-- INFORMATION SHOWN --
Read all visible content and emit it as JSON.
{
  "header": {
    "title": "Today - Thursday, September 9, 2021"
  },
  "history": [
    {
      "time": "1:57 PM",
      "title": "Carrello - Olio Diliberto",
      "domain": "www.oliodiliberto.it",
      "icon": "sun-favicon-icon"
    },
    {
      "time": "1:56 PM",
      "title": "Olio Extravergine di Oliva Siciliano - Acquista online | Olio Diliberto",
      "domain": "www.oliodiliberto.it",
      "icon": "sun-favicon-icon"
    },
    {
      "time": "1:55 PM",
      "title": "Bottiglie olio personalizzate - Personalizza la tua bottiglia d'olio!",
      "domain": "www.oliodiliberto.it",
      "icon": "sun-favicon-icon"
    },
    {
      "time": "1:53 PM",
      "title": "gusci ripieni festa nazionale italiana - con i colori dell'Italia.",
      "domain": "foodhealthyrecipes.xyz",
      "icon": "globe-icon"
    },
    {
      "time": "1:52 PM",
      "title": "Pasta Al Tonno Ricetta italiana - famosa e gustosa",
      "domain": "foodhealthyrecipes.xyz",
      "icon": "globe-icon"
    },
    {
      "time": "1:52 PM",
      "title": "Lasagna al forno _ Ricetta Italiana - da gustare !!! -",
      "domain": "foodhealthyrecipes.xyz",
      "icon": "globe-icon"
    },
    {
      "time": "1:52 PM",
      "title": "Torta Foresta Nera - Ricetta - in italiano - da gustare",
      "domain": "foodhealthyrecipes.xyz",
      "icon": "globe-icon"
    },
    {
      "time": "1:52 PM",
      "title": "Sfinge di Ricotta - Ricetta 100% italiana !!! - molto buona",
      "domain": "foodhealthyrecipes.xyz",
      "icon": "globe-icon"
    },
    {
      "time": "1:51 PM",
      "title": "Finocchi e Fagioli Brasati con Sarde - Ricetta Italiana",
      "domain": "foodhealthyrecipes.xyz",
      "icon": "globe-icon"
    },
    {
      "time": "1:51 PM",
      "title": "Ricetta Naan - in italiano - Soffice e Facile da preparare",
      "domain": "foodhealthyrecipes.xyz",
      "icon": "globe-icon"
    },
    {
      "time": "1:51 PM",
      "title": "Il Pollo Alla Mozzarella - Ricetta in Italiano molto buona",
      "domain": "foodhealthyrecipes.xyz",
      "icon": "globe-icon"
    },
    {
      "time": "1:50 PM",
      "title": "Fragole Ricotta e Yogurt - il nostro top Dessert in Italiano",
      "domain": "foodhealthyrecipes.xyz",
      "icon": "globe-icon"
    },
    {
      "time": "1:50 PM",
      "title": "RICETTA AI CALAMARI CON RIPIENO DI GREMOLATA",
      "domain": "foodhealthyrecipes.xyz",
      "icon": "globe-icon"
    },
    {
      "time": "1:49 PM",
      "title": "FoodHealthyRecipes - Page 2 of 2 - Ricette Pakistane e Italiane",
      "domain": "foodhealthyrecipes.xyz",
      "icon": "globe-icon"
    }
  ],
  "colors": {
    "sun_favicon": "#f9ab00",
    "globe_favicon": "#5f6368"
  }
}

-- JOB --
Please quote the data above in full, with no line missing.

-- RESPONSE --
Read all visible content and emit it as JSON.
{
  "header": {
    "title": "Today - Thursday, September 9, 2021"
  },
  "history": [
    {
      "time": "1:57 PM",
      "title": "Carrello - Olio Diliberto",
      "domain": "www.oliodiliberto.it",
      "icon": "sun-favicon-icon"
    },
    {
      "time": "1:56 PM",
      "title": "Olio Extravergine di Oliva Siciliano - Acquista online | Olio Diliberto",
      "domain": "www.oliodiliberto.it",
      "icon": "sun-favicon-icon"
    },
    {
      "time": "1:55 PM",
      "title": "Bottiglie olio personalizzate - Personalizza la tua bottiglia d'olio!",
      "domain": "www.oliodiliberto.it",
      "icon": "sun-favicon-icon"
    },
    {
      "time": "1:53 PM",
      "title": "gusci ripieni festa nazionale italiana - con i colori dell'Italia.",
      "domain": "foodhealthyrecipes.xyz",
      "icon": "globe-icon"
    },
    {
      "time": "1:52 PM",
      "title": "Pasta Al Tonno Ricetta italiana - famosa e gustosa",
      "domain": "foodhealthyrecipes.xyz",
      "icon": "globe-icon"
    },
    {
      "time": "1:52 PM",
      "title": "Lasagna al forno _ Ricetta Italiana - da gustare !!! -",
      "domain": "foodhealthyrecipes.xyz",
      "icon": "globe-icon"
    },
    {
      "time": "1:52 PM",
      "title": "Torta Foresta Nera - Ricetta - in italiano - da gustare",
      "domain": "foodhealthyrecipes.xyz",
      "icon": "globe-icon"
    },
    {
      "time": "1:52 PM",
      "title": "Sfinge di Ricotta - Ricetta 100% italiana !!! - molto buona",
      "domain": "foodhealthyrecipes.xyz",
      "icon": "globe-icon"
    },
    {
      "time": "1:51 PM",
      "title": "Finocchi e Fagioli Brasati con Sarde - Ricetta Italiana",
      "domain": "foodhealthyrecipes.xyz",
      "icon": "globe-icon"
    },
    {
      "time": "1:51 PM",
      "title": "Ricetta Naan - in italiano - Soffice e Facile da preparare",
      "domain": "foodhealthyrecipes.xyz",
      "icon": "globe-icon"
    },
    {
      "time": "1:51 PM",
      "title": "Il Pollo Alla Mozzarella - Ricetta in Italiano molto buona",
      "domain": "foodhealthyrecipes.xyz",
      "icon": "globe-icon"
    },
    {
      "time": "1:50 PM",
      "title": "Fragole Ricotta e Yogurt - il nostro top Dessert in Italiano",
      "domain": "foodhealthyrecipes.xyz",
      "icon": "globe-icon"
    },
    {
      "time": "1:50 PM",
      "title": "RICETTA AI CALAMARI CON RIPIENO DI GREMOLATA",
      "domain": "foodhealthyrecipes.xyz",
      "icon": "globe-icon"
    },
    {
      "time": "1:49 PM",
      "title": "FoodHealthyRecipes - Page 2 of 2 - Ricette Pakistane e Italiane",
      "domain": "foodhealthyrecipes.xyz",
      "icon": "globe-icon"
    }
  ],
  "colors": {
    "sun_favicon": "#f9ab00",
    "globe_favicon": "#5f6368"
  }
}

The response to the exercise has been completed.